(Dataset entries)

>> Begin

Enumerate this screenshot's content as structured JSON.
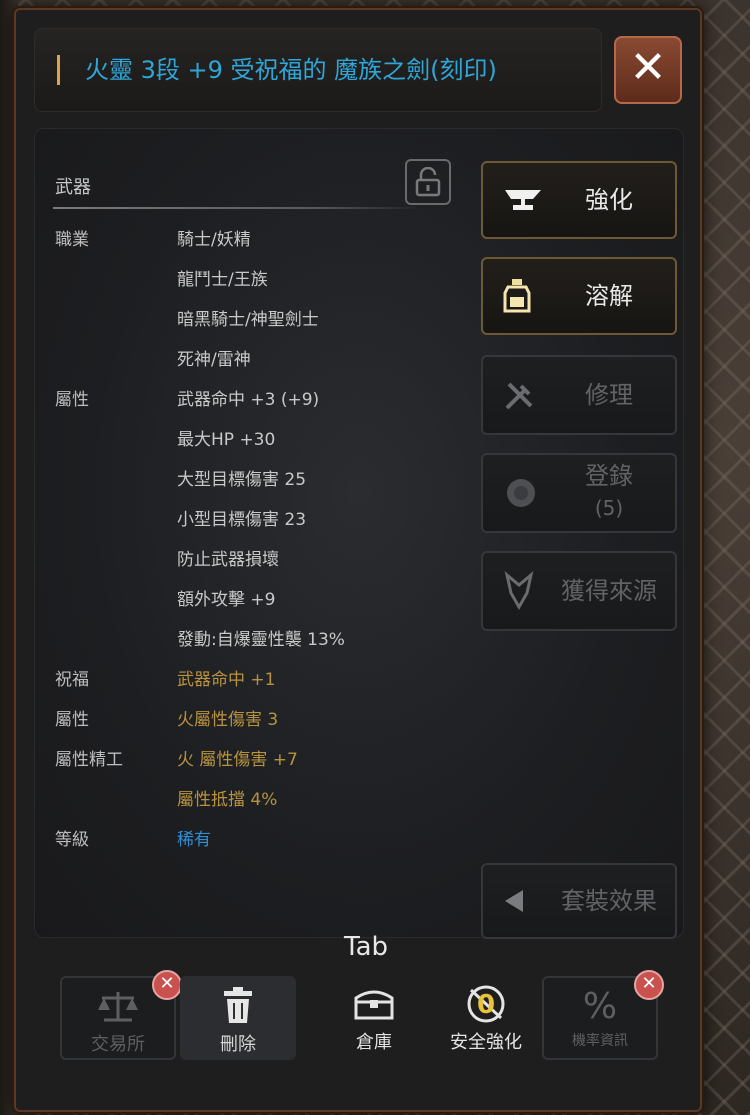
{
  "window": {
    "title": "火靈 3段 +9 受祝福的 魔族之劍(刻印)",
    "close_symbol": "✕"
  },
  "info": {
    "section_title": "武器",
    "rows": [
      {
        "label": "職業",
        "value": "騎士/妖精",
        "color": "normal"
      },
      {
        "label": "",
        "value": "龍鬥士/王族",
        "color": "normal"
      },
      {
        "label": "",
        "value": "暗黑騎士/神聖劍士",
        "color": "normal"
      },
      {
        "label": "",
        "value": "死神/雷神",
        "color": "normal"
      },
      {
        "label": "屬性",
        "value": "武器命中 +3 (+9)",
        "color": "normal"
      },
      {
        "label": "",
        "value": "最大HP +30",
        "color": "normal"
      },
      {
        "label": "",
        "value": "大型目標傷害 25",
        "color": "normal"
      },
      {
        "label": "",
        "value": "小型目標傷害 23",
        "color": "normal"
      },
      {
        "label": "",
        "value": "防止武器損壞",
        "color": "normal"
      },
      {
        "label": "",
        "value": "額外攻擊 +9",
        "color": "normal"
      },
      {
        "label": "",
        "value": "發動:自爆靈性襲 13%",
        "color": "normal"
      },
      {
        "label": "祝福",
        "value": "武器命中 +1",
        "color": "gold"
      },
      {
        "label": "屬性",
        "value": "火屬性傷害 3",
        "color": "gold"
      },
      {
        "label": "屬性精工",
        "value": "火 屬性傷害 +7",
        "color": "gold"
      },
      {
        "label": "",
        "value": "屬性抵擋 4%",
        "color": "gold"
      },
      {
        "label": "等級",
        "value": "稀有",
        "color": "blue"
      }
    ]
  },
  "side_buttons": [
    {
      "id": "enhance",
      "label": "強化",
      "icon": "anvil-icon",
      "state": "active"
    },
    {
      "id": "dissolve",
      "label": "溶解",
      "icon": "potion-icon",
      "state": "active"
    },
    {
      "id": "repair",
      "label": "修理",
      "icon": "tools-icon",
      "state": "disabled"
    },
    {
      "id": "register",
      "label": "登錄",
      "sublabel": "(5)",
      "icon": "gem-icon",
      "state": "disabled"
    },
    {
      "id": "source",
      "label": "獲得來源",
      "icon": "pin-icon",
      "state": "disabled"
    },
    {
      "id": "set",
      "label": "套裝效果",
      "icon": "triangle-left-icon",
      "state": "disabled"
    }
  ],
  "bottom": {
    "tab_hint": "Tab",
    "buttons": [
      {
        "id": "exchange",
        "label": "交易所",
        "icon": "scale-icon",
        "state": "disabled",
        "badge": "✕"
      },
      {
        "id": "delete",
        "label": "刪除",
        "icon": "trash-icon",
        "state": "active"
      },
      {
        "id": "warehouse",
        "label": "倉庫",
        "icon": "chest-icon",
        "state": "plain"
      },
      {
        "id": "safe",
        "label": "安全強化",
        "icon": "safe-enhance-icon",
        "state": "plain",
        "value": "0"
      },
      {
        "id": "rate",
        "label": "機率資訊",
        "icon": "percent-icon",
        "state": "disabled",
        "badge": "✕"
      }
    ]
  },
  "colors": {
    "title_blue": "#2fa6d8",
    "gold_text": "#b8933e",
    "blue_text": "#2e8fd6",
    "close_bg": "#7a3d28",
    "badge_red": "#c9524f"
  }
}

>> End

What is being asked:
Excluding the pictures, reproduce every entry exactly as given.

Task result:
Enumerate this screenshot's content as structured JSON.
{
  "window": {
    "title": "火靈 3段 +9 受祝福的 魔族之劍(刻印)",
    "close_symbol": "✕"
  },
  "info": {
    "section_title": "武器",
    "rows": [
      {
        "label": "職業",
        "value": "騎士/妖精",
        "color": "normal"
      },
      {
        "label": "",
        "value": "龍鬥士/王族",
        "color": "normal"
      },
      {
        "label": "",
        "value": "暗黑騎士/神聖劍士",
        "color": "normal"
      },
      {
        "label": "",
        "value": "死神/雷神",
        "color": "normal"
      },
      {
        "label": "屬性",
        "value": "武器命中 +3 (+9)",
        "color": "normal"
      },
      {
        "label": "",
        "value": "最大HP +30",
        "color": "normal"
      },
      {
        "label": "",
        "value": "大型目標傷害 25",
        "color": "normal"
      },
      {
        "label": "",
        "value": "小型目標傷害 23",
        "color": "normal"
      },
      {
        "label": "",
        "value": "防止武器損壞",
        "color": "normal"
      },
      {
        "label": "",
        "value": "額外攻擊 +9",
        "color": "normal"
      },
      {
        "label": "",
        "value": "發動:自爆靈性襲 13%",
        "color": "normal"
      },
      {
        "label": "祝福",
        "value": "武器命中 +1",
        "color": "gold"
      },
      {
        "label": "屬性",
        "value": "火屬性傷害 3",
        "color": "gold"
      },
      {
        "label": "屬性精工",
        "value": "火 屬性傷害 +7",
        "color": "gold"
      },
      {
        "label": "",
        "value": "屬性抵擋 4%",
        "color": "gold"
      },
      {
        "label": "等級",
        "value": "稀有",
        "color": "blue"
      }
    ]
  },
  "side_buttons": [
    {
      "id": "enhance",
      "label": "強化",
      "icon": "anvil-icon",
      "state": "active"
    },
    {
      "id": "dissolve",
      "label": "溶解",
      "icon": "potion-icon",
      "state": "active"
    },
    {
      "id": "repair",
      "label": "修理",
      "icon": "tools-icon",
      "state": "disabled"
    },
    {
      "id": "register",
      "label": "登錄",
      "sublabel": "(5)",
      "icon": "gem-icon",
      "state": "disabled"
    },
    {
      "id": "source",
      "label": "獲得來源",
      "icon": "pin-icon",
      "state": "disabled"
    },
    {
      "id": "set",
      "label": "套裝效果",
      "icon": "triangle-left-icon",
      "state": "disabled"
    }
  ],
  "bottom": {
    "tab_hint": "Tab",
    "buttons": [
      {
        "id": "exchange",
        "label": "交易所",
        "icon": "scale-icon",
        "state": "disabled",
        "badge": "✕"
      },
      {
        "id": "delete",
        "label": "刪除",
        "icon": "trash-icon",
        "state": "active"
      },
      {
        "id": "warehouse",
        "label": "倉庫",
        "icon": "chest-icon",
        "state": "plain"
      },
      {
        "id": "safe",
        "label": "安全強化",
        "icon": "safe-enhance-icon",
        "state": "plain",
        "value": "0"
      },
      {
        "id": "rate",
        "label": "機率資訊",
        "icon": "percent-icon",
        "state": "disabled",
        "badge": "✕"
      }
    ]
  },
  "colors": {
    "title_blue": "#2fa6d8",
    "gold_text": "#b8933e",
    "blue_text": "#2e8fd6",
    "close_bg": "#7a3d28",
    "badge_red": "#c9524f"
  }
}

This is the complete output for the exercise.